◆ WHAT THIS TASK INVOLVES: Copy the data below verbatim, taking only the part that opens with the line containing "Patent image size: (612, 313)." and closes with the line containing "The mounting portion 58 is at (315, 110).".
---- INFORMATION GIVEN
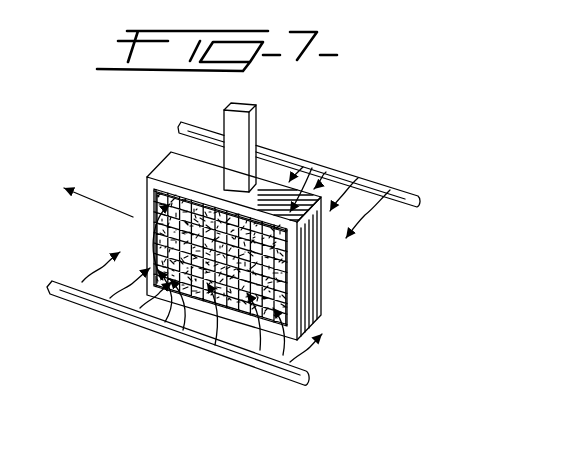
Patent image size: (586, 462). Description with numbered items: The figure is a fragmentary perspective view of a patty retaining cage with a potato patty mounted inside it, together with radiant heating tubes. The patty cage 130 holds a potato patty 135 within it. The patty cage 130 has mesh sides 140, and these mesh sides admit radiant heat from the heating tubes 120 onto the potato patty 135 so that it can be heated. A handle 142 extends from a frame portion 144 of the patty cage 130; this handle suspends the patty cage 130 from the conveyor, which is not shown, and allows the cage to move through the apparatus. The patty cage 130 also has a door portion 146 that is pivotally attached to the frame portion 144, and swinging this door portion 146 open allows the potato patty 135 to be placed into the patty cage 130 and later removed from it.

The heating tubes 120 is at (313, 161).
The patty cage 130 is at (323, 253).
The potato patty 135 is at (242, 260).
The mesh sides 140 is at (156, 207).
The handle 142 is at (256, 122).
The frame portion 144 is at (326, 168).
The door portion 146 is at (148, 234).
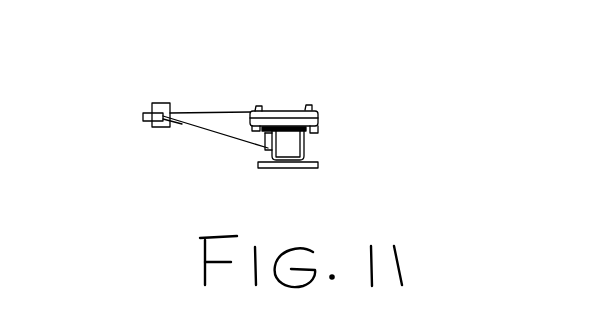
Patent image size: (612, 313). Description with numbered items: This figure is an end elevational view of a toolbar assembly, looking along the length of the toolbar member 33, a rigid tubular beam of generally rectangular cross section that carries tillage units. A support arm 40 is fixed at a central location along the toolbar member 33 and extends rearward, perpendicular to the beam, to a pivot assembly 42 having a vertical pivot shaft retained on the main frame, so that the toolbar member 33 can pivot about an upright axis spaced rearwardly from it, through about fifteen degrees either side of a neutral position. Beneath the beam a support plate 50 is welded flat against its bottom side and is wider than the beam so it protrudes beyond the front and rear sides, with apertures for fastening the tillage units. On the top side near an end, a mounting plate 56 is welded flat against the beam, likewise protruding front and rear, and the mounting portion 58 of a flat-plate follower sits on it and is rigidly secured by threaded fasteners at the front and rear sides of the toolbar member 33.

The toolbar member 33 is at (308, 153).
The support arm 40 is at (215, 122).
The pivot assembly 42 is at (158, 103).
The support plate 50 is at (312, 168).
The mounting plate 56 is at (318, 128).
The mounting portion 58 is at (315, 110).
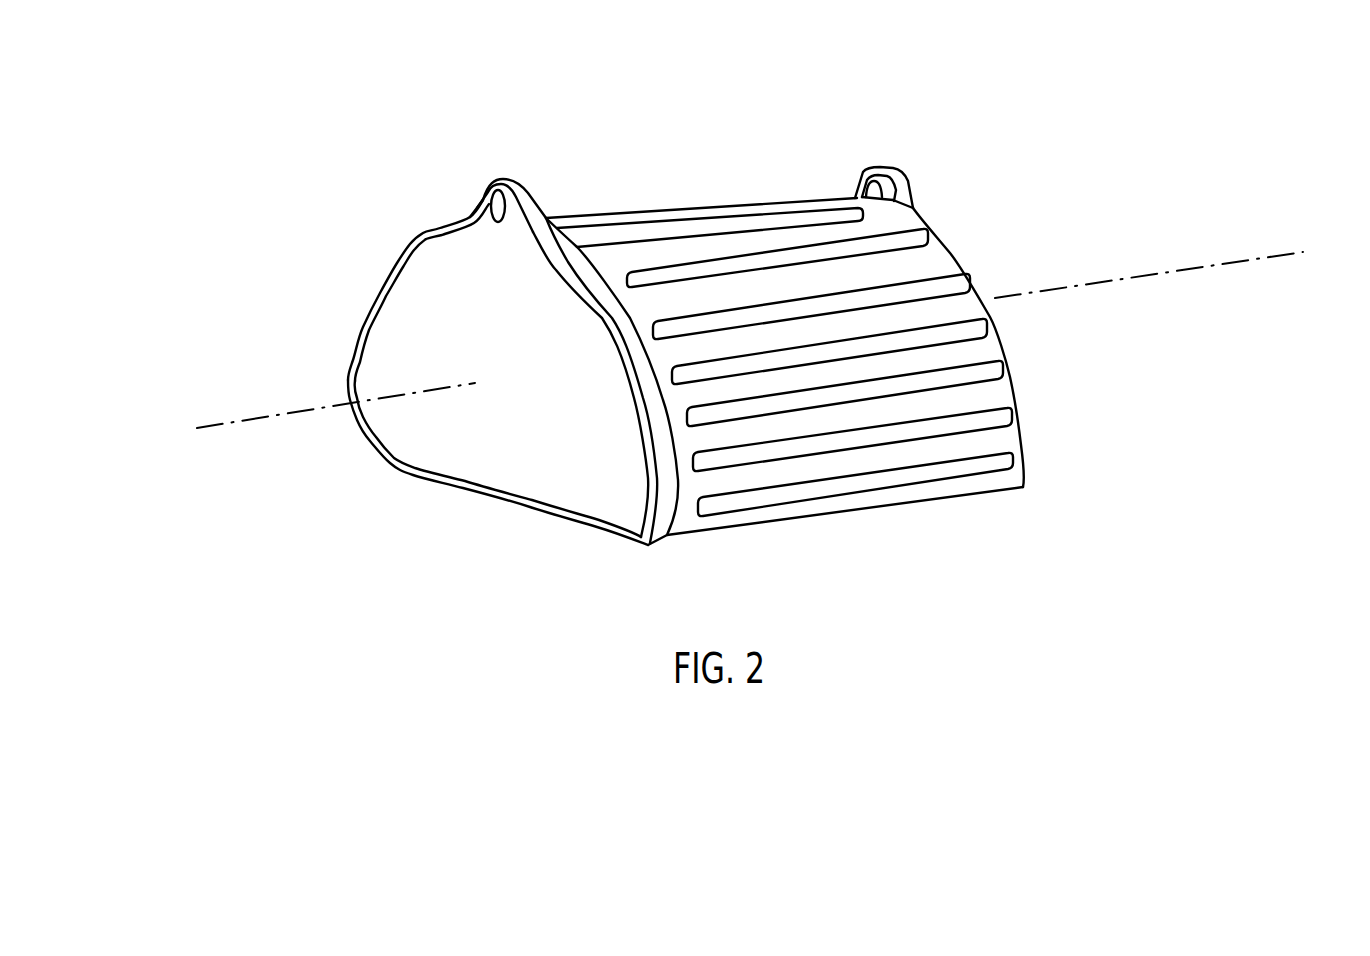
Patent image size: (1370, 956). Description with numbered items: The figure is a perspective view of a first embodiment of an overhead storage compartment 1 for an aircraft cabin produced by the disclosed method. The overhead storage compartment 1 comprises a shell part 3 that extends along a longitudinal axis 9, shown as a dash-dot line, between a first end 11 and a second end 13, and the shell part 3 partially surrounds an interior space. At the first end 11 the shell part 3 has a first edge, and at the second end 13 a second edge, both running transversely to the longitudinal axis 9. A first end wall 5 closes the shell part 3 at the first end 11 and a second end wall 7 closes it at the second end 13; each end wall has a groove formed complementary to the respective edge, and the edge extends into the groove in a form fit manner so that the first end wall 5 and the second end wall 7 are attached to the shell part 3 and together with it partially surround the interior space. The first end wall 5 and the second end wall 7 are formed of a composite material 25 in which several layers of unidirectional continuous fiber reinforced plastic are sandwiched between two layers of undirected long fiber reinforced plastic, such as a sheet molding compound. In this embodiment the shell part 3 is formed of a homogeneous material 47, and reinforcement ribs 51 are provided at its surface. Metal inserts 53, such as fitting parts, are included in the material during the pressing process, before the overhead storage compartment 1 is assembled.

The overhead storage compartment 1 is at (362, 114).
The shell part 3 is at (766, 235).
The first end wall 5 is at (422, 307).
The second end wall 7 is at (915, 204).
The longitudinal axis 9 is at (1143, 272).
The first end 11 is at (715, 485).
The second end 13 is at (992, 394).
The composite material 25 is at (470, 448).
The homogeneous material 47 is at (690, 290).
The reinforcement ribs 51 is at (900, 388).
The metal insert 53 is at (487, 203).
--------
◆ COMPLETED TASK:
Patent image size: (612, 313). Description with numbered items: This figure is an end elevational view of a toolbar assembly, looking along the length of the toolbar member 33, a rigid tubular beam of generally rectangular cross section that carries tillage units. A support arm 40 is fixed at a central location along the toolbar member 33 and extends rearward, perpendicular to the beam, to a pivot assembly 42 having a vertical pivot shaft retained on the main frame, so that the toolbar member 33 can pivot about an upright axis spaced rearwardly from it, through about fifteen degrees either side of a neutral position. Beneath the beam a support plate 50 is welded flat against its bottom side and is wider than the beam so it protrudes beyond the front and rear sides, with apertures for fastening the tillage units. On the top side near an end, a mounting plate 56 is welded flat against the beam, likewise protruding front and rear, and the mounting portion 58 of a flat-plate follower sits on it and is rigidly secured by threaded fasteners at the front and rear sides of the toolbar member 33.

The toolbar member 33 is at (308, 153).
The support arm 40 is at (215, 122).
The pivot assembly 42 is at (158, 103).
The support plate 50 is at (312, 168).
The mounting plate 56 is at (318, 128).
The mounting portion 58 is at (315, 110).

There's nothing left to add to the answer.